Given exercise -> Scan the data below for the string "alternative". Copy every line where it appears.
━━ Entries shown
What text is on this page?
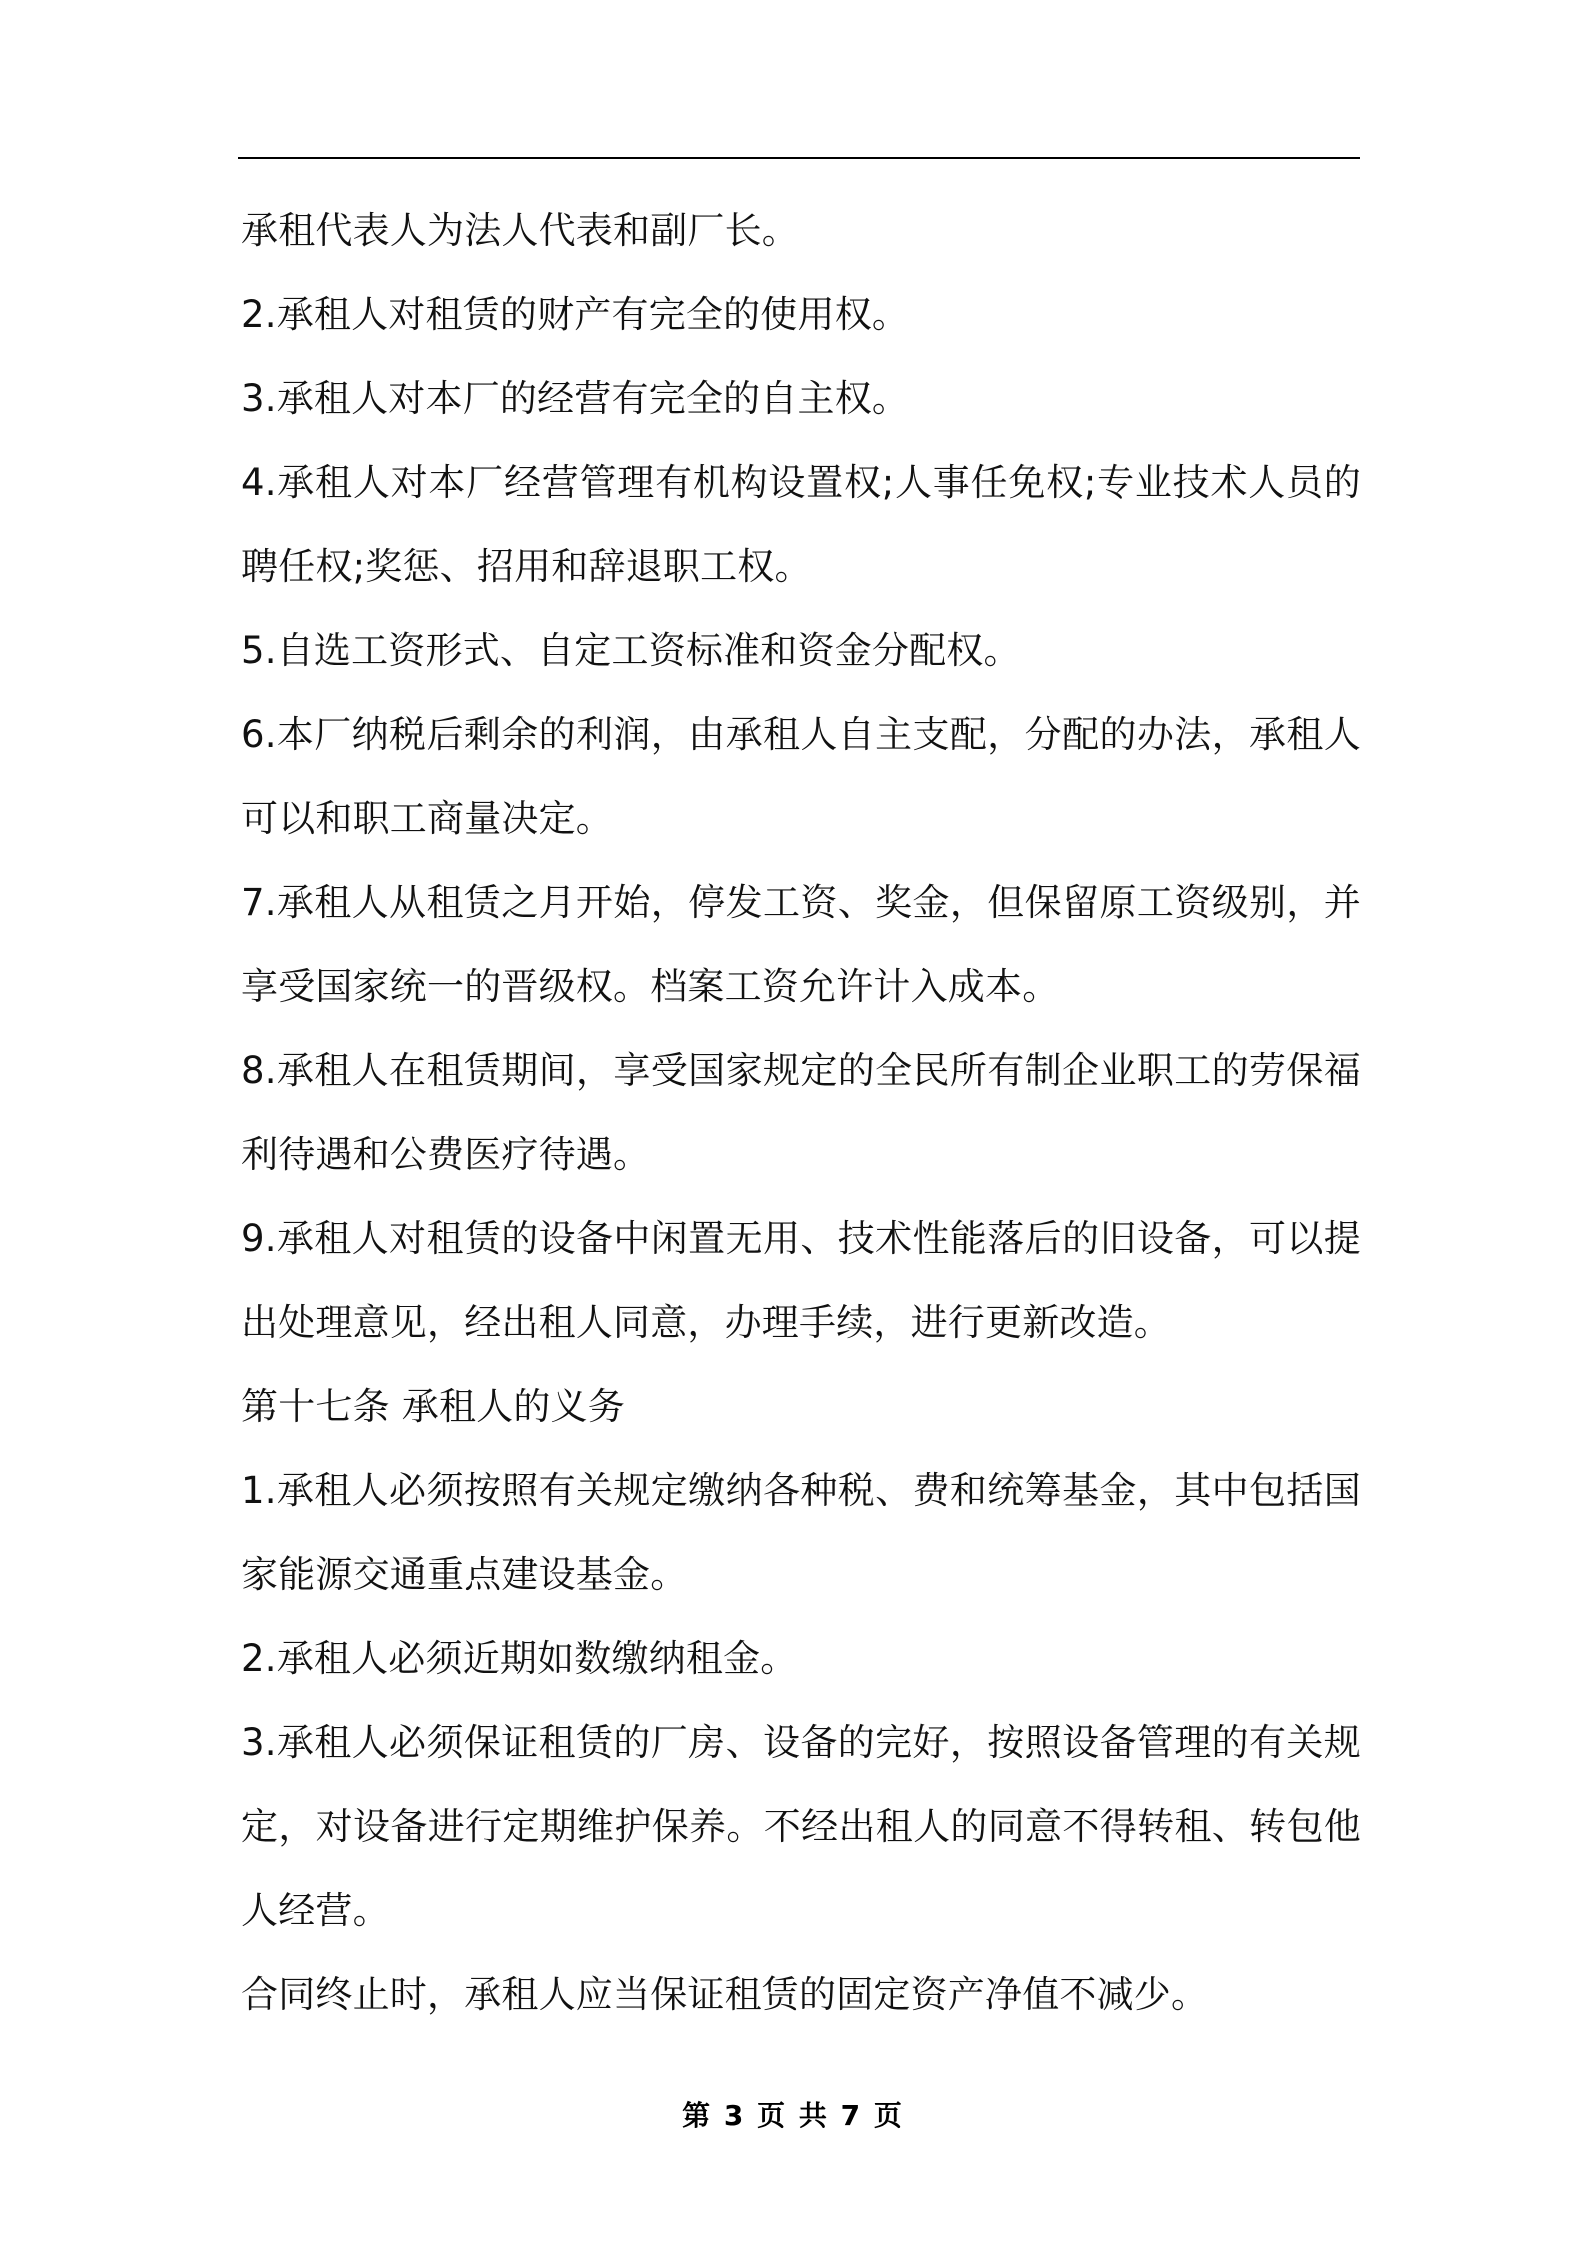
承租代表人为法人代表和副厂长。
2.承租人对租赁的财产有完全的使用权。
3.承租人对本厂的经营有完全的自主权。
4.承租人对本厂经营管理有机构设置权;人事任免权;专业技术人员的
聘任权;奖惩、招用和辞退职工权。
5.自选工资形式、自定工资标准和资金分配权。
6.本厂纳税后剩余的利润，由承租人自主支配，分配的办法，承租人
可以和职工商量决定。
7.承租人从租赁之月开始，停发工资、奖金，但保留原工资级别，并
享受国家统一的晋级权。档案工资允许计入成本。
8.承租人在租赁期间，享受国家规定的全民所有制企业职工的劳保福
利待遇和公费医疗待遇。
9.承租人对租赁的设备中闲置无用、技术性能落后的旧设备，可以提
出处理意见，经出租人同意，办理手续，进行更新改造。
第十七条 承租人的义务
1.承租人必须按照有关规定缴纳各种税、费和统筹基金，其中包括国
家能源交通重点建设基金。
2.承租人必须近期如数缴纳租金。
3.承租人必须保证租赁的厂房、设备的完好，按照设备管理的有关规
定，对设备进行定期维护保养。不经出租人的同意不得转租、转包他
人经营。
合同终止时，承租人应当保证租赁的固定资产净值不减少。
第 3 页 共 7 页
━━━━
━━ Entries shown
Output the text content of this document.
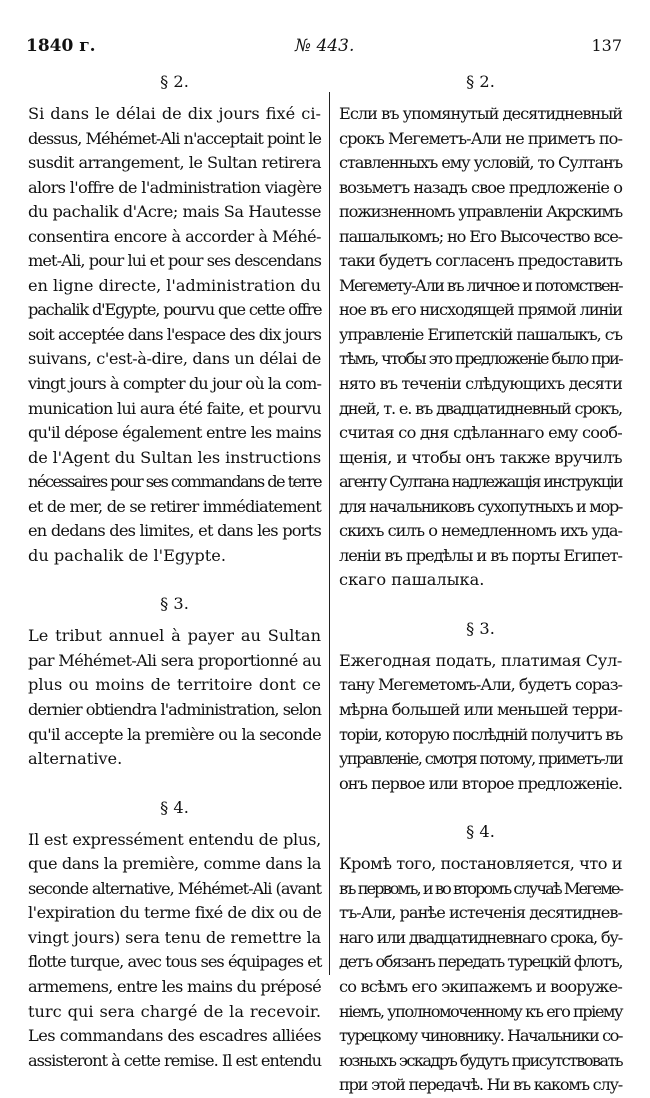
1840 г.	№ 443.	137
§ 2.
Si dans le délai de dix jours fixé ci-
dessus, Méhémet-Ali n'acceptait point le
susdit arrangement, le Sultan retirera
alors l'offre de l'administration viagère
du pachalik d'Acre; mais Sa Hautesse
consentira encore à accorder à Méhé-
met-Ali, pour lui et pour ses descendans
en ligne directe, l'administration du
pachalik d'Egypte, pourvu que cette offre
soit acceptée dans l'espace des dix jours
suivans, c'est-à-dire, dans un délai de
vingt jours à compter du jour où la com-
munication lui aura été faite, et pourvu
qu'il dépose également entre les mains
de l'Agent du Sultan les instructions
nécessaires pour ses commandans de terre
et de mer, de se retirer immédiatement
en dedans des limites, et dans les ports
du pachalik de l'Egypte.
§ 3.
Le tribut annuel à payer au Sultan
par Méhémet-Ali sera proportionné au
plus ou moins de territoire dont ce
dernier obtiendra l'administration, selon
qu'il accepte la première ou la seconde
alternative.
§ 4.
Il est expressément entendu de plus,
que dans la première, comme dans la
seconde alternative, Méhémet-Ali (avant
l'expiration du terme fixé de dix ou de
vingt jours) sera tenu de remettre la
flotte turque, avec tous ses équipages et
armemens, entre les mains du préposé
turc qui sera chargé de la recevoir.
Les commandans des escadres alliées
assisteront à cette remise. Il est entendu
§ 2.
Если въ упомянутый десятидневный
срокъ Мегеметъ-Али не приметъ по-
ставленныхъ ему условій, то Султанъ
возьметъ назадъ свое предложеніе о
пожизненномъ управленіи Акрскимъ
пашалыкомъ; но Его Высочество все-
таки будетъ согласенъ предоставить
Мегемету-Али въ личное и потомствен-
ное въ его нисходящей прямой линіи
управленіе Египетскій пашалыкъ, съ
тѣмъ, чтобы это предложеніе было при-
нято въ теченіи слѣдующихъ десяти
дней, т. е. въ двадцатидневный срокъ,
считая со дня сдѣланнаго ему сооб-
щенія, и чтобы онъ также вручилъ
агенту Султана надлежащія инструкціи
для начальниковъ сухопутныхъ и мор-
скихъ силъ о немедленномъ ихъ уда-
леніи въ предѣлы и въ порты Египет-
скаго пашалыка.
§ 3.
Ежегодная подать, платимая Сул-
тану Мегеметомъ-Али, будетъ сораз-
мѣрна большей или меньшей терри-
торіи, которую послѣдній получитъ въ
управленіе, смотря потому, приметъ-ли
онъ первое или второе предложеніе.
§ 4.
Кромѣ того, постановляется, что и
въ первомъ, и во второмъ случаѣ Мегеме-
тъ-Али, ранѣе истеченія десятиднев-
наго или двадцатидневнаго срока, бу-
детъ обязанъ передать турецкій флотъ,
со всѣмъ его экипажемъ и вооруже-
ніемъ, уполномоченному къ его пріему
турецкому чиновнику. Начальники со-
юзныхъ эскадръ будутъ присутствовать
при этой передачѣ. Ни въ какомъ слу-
━━━━
━━ Entries shown
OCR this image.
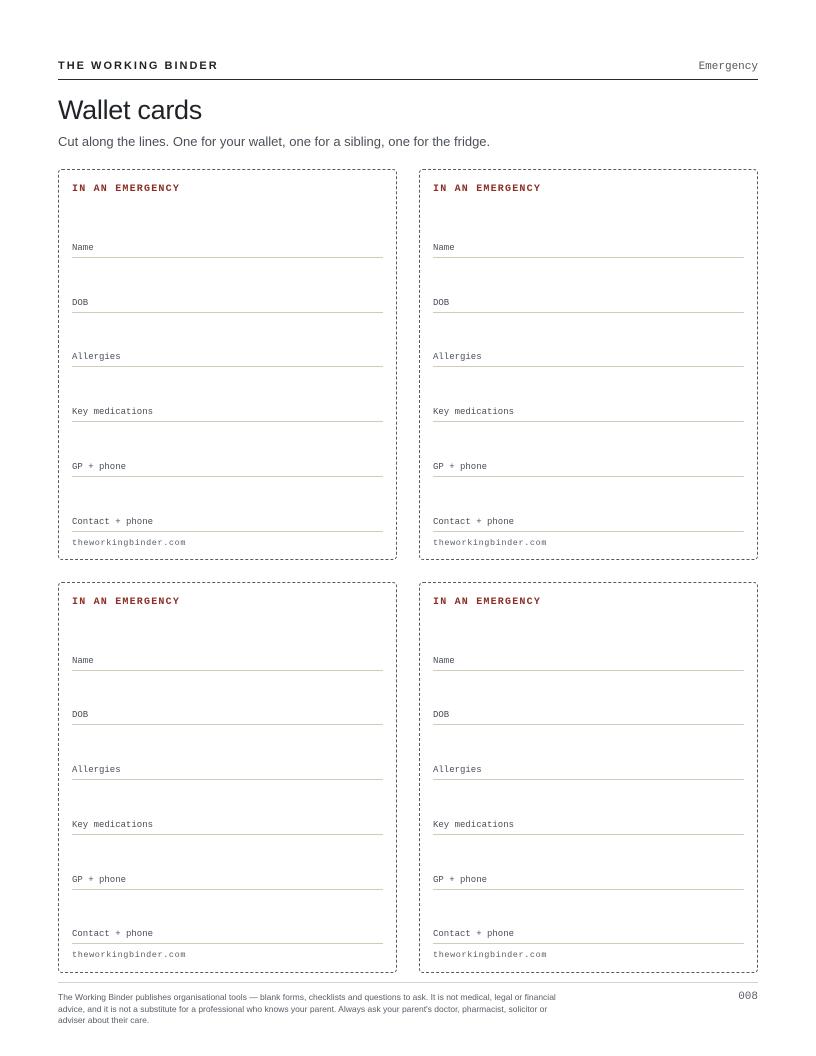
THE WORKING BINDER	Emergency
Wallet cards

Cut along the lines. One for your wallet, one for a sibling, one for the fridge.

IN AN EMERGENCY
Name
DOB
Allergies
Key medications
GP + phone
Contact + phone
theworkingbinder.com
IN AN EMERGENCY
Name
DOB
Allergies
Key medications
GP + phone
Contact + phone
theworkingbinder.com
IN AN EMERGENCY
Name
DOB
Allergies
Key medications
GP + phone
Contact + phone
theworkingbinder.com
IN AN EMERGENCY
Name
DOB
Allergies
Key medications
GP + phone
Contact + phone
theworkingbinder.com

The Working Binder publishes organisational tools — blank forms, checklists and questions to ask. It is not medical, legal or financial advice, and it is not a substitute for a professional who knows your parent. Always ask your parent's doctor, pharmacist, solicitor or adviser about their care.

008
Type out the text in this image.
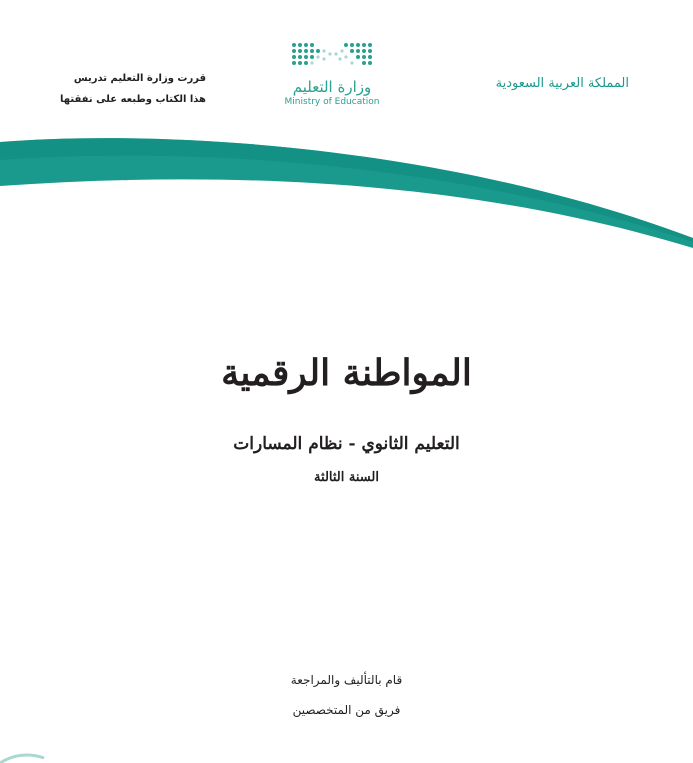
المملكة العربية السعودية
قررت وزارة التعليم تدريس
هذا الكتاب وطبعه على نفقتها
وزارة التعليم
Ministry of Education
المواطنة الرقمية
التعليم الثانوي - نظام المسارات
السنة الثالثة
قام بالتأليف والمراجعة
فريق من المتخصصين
━━━━
Expected answer ->
alternative.
seconde alternative, Méhémet-Ali (avant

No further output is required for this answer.